» **SHORT EXERCISE**:
Wherever "this" appears in a line, copy that line.

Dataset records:
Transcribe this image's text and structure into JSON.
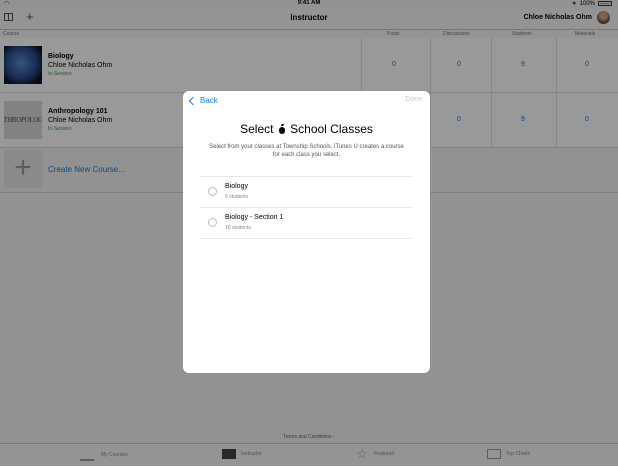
{
  "status_bar": {
    "time": "9:41 AM",
    "battery": "100%"
  },
  "nav": {
    "title": "Instructor",
    "user_name": "Chloe Nicholas Ohm"
  },
  "columns": [
    "Course",
    "Posts",
    "Discussions",
    "Students",
    "Materials"
  ],
  "courses": [
    {
      "name": "Biology",
      "teacher": "Chloe Nicholas Ohm",
      "status": "In-Session",
      "posts": "0",
      "discussions": "0",
      "students": "9",
      "materials": "0"
    },
    {
      "name": "Anthropology 101",
      "teacher": "Chloe Nicholas Ohm",
      "status": "In-Session",
      "thumb_text": "THROPOLOG",
      "posts": "0",
      "discussions": "0",
      "students": "9",
      "materials": "0"
    }
  ],
  "create_label": "Create New Course...",
  "footer": {
    "terms": "Terms and Conditions ›"
  },
  "tabs": [
    {
      "label": "My Courses",
      "icon": "graduation-cap-icon"
    },
    {
      "label": "Instructor",
      "icon": "chalkboard-icon"
    },
    {
      "label": "Featured",
      "icon": "star-icon"
    },
    {
      "label": "Top Charts",
      "icon": "list-icon"
    }
  ],
  "modal": {
    "back_label": "Back",
    "done_label": "Done",
    "title_prefix": "Select",
    "title_suffix": "School Classes",
    "description": "Select from your classes at Township Schools. iTunes U creates a course for each class you select.",
    "classes": [
      {
        "name": "Biology",
        "students": "9 students"
      },
      {
        "name": "Biology - Section 1",
        "students": "16 students"
      }
    ]
  }
}
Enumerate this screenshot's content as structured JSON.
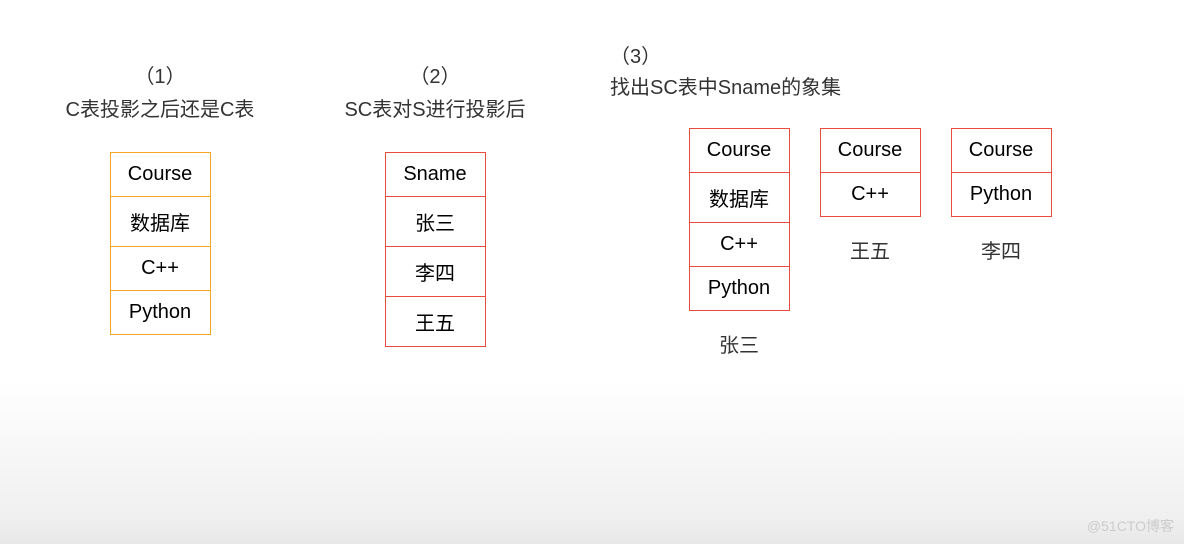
{
  "watermark": "@51CTO博客",
  "section1": {
    "num": "（1）",
    "title": "C表投影之后还是C表",
    "header": "Course",
    "rows": [
      "数据库",
      "C++",
      "Python"
    ]
  },
  "section2": {
    "num": "（2）",
    "title": "SC表对S进行投影后",
    "header": "Sname",
    "rows": [
      "张三",
      "李四",
      "王五"
    ]
  },
  "section3": {
    "num": "（3）",
    "title": "找出SC表中Sname的象集",
    "tables": [
      {
        "header": "Course",
        "rows": [
          "数据库",
          "C++",
          "Python"
        ],
        "caption": "张三"
      },
      {
        "header": "Course",
        "rows": [
          "C++"
        ],
        "caption": "王五"
      },
      {
        "header": "Course",
        "rows": [
          "Python"
        ],
        "caption": "李四"
      }
    ]
  },
  "chart_data": {
    "type": "table",
    "description": "Relational algebra division operation illustration",
    "c_table_projection": {
      "columns": [
        "Course"
      ],
      "rows": [
        [
          "数据库"
        ],
        [
          "C++"
        ],
        [
          "Python"
        ]
      ]
    },
    "sc_table_s_projection": {
      "columns": [
        "Sname"
      ],
      "rows": [
        [
          "张三"
        ],
        [
          "李四"
        ],
        [
          "王五"
        ]
      ]
    },
    "sname_image_sets": [
      {
        "sname": "张三",
        "columns": [
          "Course"
        ],
        "rows": [
          [
            "数据库"
          ],
          [
            "C++"
          ],
          [
            "Python"
          ]
        ]
      },
      {
        "sname": "王五",
        "columns": [
          "Course"
        ],
        "rows": [
          [
            "C++"
          ]
        ]
      },
      {
        "sname": "李四",
        "columns": [
          "Course"
        ],
        "rows": [
          [
            "Python"
          ]
        ]
      }
    ]
  }
}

» **FINISHED EXERCISE**:
Transcribe this image's text and structure into JSON.
Enumerate this screenshot's content as structured JSON.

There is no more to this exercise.